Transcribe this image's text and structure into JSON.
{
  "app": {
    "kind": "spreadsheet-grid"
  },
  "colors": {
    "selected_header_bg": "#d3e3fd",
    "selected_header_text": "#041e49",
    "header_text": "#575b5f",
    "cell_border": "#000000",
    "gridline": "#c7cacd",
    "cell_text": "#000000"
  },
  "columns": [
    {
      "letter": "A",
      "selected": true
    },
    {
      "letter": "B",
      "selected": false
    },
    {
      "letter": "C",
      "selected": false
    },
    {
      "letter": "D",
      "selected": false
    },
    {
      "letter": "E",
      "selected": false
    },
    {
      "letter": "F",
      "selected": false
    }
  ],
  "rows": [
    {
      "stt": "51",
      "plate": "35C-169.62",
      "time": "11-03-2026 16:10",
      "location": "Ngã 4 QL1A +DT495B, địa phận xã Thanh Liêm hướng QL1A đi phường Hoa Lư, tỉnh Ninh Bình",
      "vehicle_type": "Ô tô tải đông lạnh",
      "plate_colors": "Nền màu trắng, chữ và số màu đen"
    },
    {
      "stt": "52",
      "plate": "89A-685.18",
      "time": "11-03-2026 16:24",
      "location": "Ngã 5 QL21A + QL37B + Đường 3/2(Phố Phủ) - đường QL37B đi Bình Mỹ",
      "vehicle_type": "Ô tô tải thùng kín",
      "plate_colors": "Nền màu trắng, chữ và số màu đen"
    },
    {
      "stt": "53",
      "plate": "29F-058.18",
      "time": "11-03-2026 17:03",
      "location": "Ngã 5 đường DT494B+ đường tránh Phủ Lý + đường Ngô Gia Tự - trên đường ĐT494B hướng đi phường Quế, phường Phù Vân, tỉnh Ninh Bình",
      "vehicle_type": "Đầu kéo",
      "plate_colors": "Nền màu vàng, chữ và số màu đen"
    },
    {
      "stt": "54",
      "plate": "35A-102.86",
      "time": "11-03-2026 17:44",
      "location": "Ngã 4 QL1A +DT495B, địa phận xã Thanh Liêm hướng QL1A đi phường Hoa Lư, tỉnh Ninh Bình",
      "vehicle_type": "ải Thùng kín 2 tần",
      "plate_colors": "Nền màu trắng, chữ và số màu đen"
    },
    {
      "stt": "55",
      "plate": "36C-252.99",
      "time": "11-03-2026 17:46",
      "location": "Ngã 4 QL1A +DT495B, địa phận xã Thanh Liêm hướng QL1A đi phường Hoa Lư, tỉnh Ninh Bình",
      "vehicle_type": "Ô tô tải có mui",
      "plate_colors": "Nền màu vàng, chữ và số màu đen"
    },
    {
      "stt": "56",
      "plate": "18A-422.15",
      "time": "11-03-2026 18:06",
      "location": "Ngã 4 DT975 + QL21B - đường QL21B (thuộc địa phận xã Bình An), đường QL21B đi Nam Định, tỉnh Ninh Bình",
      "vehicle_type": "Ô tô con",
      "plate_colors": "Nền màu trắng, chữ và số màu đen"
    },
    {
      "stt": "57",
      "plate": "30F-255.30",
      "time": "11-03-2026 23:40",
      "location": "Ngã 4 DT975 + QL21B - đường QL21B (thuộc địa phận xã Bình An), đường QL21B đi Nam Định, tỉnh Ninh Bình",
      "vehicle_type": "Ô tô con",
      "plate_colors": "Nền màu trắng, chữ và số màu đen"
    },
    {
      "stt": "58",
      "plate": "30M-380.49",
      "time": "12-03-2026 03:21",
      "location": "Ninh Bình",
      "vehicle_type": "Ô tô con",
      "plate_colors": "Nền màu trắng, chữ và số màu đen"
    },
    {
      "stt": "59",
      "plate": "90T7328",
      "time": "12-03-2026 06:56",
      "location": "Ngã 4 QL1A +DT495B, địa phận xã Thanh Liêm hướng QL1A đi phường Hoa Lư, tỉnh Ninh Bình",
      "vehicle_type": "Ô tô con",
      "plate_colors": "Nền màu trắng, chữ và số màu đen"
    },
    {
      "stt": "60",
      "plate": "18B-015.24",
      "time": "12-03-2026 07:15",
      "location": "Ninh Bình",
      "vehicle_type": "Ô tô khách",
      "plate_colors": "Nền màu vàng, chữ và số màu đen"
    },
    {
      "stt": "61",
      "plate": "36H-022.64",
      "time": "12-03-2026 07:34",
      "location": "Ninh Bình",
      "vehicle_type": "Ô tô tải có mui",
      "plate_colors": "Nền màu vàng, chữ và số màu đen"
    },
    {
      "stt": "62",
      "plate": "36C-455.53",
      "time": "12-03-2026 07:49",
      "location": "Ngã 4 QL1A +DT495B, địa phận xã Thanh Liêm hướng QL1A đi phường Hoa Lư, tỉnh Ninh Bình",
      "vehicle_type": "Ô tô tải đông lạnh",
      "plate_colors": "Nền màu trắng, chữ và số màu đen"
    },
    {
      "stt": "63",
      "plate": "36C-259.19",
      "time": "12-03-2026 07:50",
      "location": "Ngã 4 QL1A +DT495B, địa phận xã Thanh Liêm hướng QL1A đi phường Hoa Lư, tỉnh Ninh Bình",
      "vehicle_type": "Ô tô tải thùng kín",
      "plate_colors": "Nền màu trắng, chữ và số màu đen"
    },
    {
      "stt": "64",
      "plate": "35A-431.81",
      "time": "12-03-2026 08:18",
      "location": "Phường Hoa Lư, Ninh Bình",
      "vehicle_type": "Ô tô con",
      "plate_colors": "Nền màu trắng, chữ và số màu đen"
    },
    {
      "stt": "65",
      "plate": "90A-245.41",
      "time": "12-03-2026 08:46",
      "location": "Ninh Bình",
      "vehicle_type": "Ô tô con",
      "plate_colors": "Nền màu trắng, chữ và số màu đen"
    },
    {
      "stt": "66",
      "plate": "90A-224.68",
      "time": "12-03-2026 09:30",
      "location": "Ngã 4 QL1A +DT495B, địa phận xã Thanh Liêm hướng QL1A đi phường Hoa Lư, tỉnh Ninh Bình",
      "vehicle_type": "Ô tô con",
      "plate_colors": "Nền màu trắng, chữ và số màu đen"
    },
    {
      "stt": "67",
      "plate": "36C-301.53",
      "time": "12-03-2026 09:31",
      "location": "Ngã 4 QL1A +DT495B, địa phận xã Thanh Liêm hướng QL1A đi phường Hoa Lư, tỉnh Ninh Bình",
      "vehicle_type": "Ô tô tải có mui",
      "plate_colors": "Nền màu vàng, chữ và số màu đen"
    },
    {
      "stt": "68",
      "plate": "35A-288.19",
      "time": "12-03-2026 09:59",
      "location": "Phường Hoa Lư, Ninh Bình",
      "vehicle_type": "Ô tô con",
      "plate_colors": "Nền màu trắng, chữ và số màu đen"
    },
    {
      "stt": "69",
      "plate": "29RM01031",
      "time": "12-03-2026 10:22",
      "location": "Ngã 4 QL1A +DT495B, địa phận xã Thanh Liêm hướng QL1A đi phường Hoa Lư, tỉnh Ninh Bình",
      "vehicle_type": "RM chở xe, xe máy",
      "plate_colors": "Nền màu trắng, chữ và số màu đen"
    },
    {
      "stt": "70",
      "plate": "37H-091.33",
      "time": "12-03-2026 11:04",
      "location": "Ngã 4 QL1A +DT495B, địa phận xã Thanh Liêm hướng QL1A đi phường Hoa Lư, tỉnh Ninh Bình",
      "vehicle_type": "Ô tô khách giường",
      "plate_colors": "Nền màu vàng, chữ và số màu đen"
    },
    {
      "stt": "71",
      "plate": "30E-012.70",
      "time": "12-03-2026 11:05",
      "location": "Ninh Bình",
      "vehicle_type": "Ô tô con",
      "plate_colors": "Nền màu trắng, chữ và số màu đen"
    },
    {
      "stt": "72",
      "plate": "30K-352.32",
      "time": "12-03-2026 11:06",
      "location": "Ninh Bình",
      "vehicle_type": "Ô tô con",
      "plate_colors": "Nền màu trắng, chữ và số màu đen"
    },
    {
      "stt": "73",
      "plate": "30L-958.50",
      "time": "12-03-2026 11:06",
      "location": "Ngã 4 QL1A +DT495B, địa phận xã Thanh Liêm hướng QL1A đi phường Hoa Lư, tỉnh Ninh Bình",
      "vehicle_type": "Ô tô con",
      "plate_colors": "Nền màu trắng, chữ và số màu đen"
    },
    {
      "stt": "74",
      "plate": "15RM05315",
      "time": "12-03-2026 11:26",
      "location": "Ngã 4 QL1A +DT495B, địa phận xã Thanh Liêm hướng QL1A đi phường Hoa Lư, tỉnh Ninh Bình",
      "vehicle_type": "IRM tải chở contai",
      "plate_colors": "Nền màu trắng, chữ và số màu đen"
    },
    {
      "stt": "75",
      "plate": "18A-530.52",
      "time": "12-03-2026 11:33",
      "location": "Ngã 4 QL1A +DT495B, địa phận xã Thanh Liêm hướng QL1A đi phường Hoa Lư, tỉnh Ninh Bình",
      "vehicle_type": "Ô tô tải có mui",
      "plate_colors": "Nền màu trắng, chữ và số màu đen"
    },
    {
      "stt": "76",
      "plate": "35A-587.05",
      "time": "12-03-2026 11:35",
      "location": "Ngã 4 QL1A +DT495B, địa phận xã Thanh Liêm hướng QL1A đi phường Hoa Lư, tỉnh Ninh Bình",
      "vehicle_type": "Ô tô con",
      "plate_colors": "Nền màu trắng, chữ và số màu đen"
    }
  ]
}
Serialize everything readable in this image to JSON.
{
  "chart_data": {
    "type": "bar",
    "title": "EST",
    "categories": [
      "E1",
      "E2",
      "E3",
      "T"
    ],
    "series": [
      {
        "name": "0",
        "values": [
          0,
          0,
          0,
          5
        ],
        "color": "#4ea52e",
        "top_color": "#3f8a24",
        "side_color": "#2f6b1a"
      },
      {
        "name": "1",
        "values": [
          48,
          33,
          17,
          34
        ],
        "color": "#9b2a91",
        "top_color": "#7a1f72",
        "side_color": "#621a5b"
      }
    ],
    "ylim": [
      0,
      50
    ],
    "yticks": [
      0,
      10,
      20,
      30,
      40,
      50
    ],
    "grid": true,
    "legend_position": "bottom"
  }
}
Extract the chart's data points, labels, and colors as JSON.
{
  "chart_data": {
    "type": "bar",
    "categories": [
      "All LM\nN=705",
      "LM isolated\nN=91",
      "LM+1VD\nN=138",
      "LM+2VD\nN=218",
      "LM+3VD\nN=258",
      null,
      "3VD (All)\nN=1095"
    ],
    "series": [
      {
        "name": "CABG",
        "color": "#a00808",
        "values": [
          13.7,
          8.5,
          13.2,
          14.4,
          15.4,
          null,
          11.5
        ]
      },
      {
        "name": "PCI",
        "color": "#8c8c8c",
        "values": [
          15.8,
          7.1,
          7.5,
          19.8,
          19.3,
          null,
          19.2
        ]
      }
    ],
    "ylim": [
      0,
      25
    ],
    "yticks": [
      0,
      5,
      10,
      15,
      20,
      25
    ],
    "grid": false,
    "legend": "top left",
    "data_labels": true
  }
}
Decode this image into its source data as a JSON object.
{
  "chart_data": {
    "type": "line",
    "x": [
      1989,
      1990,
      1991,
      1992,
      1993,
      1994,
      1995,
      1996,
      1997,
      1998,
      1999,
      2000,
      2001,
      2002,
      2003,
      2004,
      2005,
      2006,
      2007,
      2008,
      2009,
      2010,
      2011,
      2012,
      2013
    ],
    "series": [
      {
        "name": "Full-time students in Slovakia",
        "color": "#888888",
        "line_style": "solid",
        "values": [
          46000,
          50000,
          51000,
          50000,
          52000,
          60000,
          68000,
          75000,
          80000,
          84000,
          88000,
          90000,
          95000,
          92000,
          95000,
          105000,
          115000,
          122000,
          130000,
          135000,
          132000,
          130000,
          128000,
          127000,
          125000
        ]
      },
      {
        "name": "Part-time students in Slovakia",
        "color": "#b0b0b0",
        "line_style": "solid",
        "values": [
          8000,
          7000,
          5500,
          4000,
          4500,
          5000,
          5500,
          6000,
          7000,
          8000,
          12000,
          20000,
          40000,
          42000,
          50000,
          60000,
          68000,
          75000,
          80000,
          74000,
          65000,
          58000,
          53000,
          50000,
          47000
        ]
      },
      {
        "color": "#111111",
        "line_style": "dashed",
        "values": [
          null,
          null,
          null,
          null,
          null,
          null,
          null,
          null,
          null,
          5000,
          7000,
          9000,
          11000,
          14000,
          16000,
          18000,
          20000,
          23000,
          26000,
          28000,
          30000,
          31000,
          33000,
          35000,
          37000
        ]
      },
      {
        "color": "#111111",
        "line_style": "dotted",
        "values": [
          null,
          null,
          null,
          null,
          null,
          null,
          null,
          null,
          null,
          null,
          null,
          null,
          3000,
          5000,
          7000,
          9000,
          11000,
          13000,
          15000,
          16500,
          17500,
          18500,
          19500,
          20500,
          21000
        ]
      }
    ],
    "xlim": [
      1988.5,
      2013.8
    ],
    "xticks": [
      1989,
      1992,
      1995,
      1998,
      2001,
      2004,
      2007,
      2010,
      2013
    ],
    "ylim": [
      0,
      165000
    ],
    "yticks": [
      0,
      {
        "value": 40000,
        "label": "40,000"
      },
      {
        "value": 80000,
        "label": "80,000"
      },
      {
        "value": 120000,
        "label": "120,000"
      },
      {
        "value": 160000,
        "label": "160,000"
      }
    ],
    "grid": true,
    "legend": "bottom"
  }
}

┄┄┄┄┄┄┄┄┄┄┄┄┄┄┄┄┄┄┄┄

> WRITTEN TASK: Search the entries for the word "Slovakia" and gather every line where it appears.

> ANSWER TO THIS TASK:
        "name": "Full-time students in Slovakia",
        "name": "Part-time students in Slovakia",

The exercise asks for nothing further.